──────── STORED DATA ────────

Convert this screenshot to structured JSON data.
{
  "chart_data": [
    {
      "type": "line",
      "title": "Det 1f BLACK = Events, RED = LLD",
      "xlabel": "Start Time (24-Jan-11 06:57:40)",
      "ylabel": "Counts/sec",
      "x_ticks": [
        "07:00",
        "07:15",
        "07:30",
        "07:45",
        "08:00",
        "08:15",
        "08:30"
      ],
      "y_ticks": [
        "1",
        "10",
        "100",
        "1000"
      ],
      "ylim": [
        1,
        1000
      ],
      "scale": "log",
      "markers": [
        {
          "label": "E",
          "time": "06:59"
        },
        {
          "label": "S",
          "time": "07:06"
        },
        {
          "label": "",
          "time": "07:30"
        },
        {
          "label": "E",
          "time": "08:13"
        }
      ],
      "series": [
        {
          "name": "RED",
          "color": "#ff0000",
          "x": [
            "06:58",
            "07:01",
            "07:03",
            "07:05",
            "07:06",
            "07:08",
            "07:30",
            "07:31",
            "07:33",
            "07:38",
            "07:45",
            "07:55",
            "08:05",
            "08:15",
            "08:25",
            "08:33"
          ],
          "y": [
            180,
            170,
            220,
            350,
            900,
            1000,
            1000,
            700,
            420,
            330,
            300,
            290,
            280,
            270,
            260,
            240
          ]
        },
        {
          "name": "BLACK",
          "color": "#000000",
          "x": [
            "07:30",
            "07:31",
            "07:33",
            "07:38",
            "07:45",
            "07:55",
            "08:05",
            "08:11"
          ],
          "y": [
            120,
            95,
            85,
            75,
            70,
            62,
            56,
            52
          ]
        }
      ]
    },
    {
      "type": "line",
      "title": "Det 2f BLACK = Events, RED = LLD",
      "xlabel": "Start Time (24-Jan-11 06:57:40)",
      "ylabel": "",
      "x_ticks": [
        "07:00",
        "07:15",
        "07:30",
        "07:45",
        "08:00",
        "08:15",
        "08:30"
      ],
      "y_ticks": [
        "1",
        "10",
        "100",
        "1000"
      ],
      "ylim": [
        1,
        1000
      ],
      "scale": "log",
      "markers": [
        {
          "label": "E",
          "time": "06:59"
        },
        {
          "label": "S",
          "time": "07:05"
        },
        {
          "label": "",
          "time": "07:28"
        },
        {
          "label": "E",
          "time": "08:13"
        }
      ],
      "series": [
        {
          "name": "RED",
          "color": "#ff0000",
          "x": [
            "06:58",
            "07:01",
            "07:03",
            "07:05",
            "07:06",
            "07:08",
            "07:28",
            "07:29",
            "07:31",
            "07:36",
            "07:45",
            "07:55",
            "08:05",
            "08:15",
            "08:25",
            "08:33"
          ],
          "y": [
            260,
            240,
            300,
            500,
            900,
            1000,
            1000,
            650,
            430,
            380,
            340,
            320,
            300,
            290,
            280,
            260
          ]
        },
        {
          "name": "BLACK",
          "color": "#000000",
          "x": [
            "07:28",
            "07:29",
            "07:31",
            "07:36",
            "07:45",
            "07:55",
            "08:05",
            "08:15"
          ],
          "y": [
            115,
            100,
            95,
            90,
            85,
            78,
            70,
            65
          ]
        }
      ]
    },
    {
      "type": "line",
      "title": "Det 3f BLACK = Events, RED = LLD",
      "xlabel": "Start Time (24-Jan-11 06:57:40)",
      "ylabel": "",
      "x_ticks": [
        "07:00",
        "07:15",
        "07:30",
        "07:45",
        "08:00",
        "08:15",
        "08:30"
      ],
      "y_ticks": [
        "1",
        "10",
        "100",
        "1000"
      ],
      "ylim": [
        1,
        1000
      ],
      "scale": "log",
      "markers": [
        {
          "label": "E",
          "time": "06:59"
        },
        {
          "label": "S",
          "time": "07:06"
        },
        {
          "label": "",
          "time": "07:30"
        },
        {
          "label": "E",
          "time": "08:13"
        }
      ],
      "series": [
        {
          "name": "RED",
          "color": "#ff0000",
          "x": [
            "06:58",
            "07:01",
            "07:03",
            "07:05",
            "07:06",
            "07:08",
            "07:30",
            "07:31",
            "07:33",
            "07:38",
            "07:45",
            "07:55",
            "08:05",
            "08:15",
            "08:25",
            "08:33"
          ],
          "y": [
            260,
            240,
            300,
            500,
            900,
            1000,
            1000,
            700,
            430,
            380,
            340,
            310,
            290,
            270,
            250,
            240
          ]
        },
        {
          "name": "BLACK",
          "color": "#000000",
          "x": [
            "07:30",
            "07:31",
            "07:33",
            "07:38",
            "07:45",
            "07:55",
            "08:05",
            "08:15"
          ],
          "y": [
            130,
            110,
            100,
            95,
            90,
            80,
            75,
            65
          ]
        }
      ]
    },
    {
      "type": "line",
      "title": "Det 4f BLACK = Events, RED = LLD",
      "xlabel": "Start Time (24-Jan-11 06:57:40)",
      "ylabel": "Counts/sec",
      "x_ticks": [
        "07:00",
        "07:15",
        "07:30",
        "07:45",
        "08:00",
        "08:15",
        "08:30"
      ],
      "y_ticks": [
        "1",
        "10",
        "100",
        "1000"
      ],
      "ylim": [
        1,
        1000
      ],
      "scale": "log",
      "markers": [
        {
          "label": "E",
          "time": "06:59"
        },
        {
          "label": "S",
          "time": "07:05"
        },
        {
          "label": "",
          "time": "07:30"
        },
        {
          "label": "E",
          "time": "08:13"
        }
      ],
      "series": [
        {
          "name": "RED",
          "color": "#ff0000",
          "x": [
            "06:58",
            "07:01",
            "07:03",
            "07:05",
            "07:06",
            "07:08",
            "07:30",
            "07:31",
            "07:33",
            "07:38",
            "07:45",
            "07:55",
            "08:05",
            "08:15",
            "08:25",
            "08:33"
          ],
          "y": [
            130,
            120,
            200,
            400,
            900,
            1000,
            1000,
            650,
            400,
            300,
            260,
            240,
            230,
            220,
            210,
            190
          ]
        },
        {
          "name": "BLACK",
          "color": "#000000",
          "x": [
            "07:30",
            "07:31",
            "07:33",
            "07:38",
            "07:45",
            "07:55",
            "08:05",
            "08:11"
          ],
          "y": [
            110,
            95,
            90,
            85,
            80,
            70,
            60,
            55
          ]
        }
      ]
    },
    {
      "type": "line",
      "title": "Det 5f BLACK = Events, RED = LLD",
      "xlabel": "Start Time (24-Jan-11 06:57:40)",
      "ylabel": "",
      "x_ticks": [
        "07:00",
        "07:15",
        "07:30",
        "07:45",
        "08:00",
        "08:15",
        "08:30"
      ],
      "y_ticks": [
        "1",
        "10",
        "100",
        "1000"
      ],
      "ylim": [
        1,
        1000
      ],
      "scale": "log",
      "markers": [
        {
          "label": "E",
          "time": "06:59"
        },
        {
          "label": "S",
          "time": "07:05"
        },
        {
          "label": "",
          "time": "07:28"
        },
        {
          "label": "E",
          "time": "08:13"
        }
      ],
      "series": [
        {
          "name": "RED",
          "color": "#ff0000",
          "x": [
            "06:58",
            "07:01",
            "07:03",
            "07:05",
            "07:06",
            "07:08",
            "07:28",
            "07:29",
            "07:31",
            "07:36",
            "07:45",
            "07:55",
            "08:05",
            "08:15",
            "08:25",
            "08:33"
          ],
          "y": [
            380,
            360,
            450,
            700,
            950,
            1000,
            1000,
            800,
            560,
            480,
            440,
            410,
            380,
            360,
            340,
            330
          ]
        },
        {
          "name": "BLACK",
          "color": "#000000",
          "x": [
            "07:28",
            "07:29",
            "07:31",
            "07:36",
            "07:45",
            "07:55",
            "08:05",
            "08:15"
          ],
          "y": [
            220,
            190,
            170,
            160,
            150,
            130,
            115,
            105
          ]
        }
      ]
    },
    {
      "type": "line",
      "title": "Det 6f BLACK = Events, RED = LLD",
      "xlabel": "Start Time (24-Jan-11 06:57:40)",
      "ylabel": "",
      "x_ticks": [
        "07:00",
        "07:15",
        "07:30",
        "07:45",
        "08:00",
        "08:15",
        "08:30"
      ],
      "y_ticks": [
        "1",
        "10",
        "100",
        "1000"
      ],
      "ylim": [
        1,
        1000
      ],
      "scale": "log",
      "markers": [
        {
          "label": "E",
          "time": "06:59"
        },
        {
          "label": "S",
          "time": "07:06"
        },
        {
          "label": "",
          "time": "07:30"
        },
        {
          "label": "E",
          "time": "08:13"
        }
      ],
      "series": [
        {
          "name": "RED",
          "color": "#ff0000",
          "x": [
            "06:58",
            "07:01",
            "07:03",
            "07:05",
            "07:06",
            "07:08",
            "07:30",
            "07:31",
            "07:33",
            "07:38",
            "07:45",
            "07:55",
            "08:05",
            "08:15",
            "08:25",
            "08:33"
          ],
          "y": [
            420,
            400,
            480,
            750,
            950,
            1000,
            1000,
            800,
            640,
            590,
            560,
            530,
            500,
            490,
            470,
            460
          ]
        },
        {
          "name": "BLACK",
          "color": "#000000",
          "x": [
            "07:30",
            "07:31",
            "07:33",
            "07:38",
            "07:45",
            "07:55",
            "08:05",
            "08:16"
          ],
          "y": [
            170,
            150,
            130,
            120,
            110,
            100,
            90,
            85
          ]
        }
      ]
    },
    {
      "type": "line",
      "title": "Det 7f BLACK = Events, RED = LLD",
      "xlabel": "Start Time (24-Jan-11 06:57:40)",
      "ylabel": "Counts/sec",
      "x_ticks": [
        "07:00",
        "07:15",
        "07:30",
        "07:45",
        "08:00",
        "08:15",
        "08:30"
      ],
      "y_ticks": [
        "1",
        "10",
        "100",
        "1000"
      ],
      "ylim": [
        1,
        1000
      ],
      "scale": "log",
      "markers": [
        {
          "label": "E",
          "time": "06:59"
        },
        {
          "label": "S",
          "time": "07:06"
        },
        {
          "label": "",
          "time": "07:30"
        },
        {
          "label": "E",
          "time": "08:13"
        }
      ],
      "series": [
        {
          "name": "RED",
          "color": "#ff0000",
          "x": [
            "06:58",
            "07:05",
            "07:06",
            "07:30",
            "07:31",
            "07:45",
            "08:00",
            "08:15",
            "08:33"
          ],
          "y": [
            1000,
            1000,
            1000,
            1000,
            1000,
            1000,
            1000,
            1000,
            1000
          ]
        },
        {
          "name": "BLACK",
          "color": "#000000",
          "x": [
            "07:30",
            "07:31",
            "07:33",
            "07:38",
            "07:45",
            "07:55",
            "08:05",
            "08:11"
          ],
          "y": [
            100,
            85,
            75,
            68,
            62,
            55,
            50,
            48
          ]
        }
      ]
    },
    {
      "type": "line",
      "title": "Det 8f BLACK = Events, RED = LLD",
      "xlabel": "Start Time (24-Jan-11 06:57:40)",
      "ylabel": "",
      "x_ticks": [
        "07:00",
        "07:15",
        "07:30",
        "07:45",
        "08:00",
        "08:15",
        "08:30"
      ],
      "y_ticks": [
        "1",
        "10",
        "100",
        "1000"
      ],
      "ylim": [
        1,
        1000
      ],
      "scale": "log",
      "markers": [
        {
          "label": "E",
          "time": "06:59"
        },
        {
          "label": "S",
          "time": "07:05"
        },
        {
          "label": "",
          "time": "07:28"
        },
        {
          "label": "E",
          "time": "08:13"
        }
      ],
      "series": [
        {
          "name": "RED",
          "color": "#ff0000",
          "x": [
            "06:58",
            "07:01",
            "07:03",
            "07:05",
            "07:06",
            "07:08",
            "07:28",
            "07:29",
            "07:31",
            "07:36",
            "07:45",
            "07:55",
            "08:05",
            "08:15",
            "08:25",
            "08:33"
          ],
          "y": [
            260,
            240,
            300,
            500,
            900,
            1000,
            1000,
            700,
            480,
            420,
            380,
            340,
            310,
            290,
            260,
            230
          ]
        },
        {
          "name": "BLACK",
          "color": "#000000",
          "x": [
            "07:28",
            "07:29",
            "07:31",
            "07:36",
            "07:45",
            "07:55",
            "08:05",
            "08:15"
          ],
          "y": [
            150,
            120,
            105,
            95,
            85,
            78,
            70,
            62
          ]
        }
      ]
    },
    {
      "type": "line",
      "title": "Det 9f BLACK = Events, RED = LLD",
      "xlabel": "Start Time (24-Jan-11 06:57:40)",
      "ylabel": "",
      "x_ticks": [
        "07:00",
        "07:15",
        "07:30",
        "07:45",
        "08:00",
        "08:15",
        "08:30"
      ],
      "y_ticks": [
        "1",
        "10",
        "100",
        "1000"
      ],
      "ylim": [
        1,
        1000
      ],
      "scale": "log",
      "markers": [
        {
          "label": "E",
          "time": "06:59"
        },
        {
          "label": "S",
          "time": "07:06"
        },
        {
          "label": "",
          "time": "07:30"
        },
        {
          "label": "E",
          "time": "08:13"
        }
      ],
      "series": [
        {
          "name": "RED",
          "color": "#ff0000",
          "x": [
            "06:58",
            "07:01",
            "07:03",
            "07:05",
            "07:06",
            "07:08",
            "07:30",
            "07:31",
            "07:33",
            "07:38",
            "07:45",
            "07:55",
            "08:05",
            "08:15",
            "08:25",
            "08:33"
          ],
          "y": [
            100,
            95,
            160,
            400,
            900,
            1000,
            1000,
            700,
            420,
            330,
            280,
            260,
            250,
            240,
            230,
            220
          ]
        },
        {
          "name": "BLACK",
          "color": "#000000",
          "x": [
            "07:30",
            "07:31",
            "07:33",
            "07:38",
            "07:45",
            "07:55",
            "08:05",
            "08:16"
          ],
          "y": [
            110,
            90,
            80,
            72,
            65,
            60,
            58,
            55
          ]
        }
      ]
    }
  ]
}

────────

DIRECTION: Go through the entries and return each line where the word "title" appears.

TASK SOLUTION:
      "title": "Det 1f BLACK = Events, RED = LLD",
      "title": "Det 2f BLACK = Events, RED = LLD",
      "title": "Det 3f BLACK = Events, RED = LLD",
      "title": "Det 4f BLACK = Events, RED = LLD",
      "title": "Det 5f BLACK = Events, RED = LLD",
      "title": "Det 6f BLACK = Events, RED = LLD",
      "title": "Det 7f BLACK = Events, RED = LLD",
      "title": "Det 8f BLACK = Events, RED = LLD",
      "title": "Det 9f BLACK = Events, RED = LLD",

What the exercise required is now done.